◆ Assignment
Transcribe the following entries letter for letter, without the pictures.
━━━━━━━━━━
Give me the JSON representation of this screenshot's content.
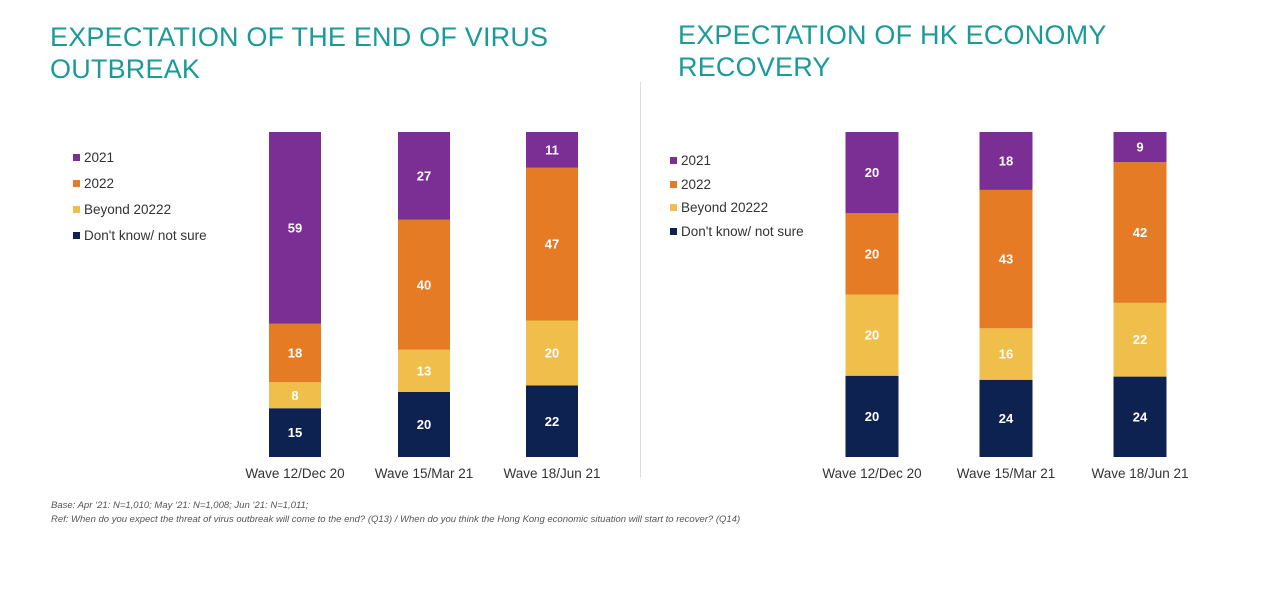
{
  "series_colors": {
    "2021": "#7b2f95",
    "2022": "#e57b25",
    "Beyond 20222": "#f0be4b",
    "Don't know/ not sure": "#0d2250"
  },
  "legend": {
    "items": [
      {
        "label": "2021",
        "color": "#7b2f95"
      },
      {
        "label": "2022",
        "color": "#e57b25"
      },
      {
        "label": "Beyond 20222",
        "color": "#f0be4b"
      },
      {
        "label": "Don't know/ not sure",
        "color": "#0d2250"
      }
    ]
  },
  "chart_data": [
    {
      "type": "bar",
      "stacked": true,
      "title": "EXPECTATION OF THE END OF VIRUS OUTBREAK",
      "categories": [
        "Wave 12/Dec 20",
        "Wave 15/Mar 21",
        "Wave 18/Jun 21"
      ],
      "series": [
        {
          "name": "Don't know/ not sure",
          "values": [
            15,
            20,
            22
          ]
        },
        {
          "name": "Beyond 20222",
          "values": [
            8,
            13,
            20
          ]
        },
        {
          "name": "2022",
          "values": [
            18,
            40,
            47
          ]
        },
        {
          "name": "2021",
          "values": [
            59,
            27,
            11
          ]
        }
      ],
      "ylim": [
        0,
        100
      ],
      "legend_position": "left",
      "xlabel": "",
      "ylabel": ""
    },
    {
      "type": "bar",
      "stacked": true,
      "title": "EXPECTATION OF HK ECONOMY RECOVERY",
      "categories": [
        "Wave 12/Dec 20",
        "Wave 15/Mar 21",
        "Wave 18/Jun 21"
      ],
      "series": [
        {
          "name": "Don't know/ not sure",
          "values": [
            20,
            24,
            24
          ]
        },
        {
          "name": "Beyond 20222",
          "values": [
            20,
            16,
            22
          ]
        },
        {
          "name": "2022",
          "values": [
            20,
            43,
            42
          ]
        },
        {
          "name": "2021",
          "values": [
            20,
            18,
            9
          ]
        }
      ],
      "ylim": [
        0,
        100
      ],
      "legend_position": "left",
      "xlabel": "",
      "ylabel": ""
    }
  ],
  "footnotes": {
    "base": "Base: Apr ‘21: N=1,010; May ‘21: N=1,008; Jun ‘21: N=1,011;",
    "ref": "Ref:  When do you expect the threat of virus outbreak will come to the end? (Q13) / When do you think the Hong Kong economic situation will start to recover? (Q14)"
  }
}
━━━━━━━━━━
◆ Finished exercise
Give me the JSON representation of this screenshot's content.
{
  "series_colors": {
    "2021": "#7b2f95",
    "2022": "#e57b25",
    "Beyond 20222": "#f0be4b",
    "Don't know/ not sure": "#0d2250"
  },
  "legend": {
    "items": [
      {
        "label": "2021",
        "color": "#7b2f95"
      },
      {
        "label": "2022",
        "color": "#e57b25"
      },
      {
        "label": "Beyond 20222",
        "color": "#f0be4b"
      },
      {
        "label": "Don't know/ not sure",
        "color": "#0d2250"
      }
    ]
  },
  "chart_data": [
    {
      "type": "bar",
      "stacked": true,
      "title": "EXPECTATION OF THE END OF VIRUS OUTBREAK",
      "categories": [
        "Wave 12/Dec 20",
        "Wave 15/Mar 21",
        "Wave 18/Jun 21"
      ],
      "series": [
        {
          "name": "Don't know/ not sure",
          "values": [
            15,
            20,
            22
          ]
        },
        {
          "name": "Beyond 20222",
          "values": [
            8,
            13,
            20
          ]
        },
        {
          "name": "2022",
          "values": [
            18,
            40,
            47
          ]
        },
        {
          "name": "2021",
          "values": [
            59,
            27,
            11
          ]
        }
      ],
      "ylim": [
        0,
        100
      ],
      "legend_position": "left",
      "xlabel": "",
      "ylabel": ""
    },
    {
      "type": "bar",
      "stacked": true,
      "title": "EXPECTATION OF HK ECONOMY RECOVERY",
      "categories": [
        "Wave 12/Dec 20",
        "Wave 15/Mar 21",
        "Wave 18/Jun 21"
      ],
      "series": [
        {
          "name": "Don't know/ not sure",
          "values": [
            20,
            24,
            24
          ]
        },
        {
          "name": "Beyond 20222",
          "values": [
            20,
            16,
            22
          ]
        },
        {
          "name": "2022",
          "values": [
            20,
            43,
            42
          ]
        },
        {
          "name": "2021",
          "values": [
            20,
            18,
            9
          ]
        }
      ],
      "ylim": [
        0,
        100
      ],
      "legend_position": "left",
      "xlabel": "",
      "ylabel": ""
    }
  ],
  "footnotes": {
    "base": "Base: Apr ‘21: N=1,010; May ‘21: N=1,008; Jun ‘21: N=1,011;",
    "ref": "Ref:  When do you expect the threat of virus outbreak will come to the end? (Q13) / When do you think the Hong Kong economic situation will start to recover? (Q14)"
  }
}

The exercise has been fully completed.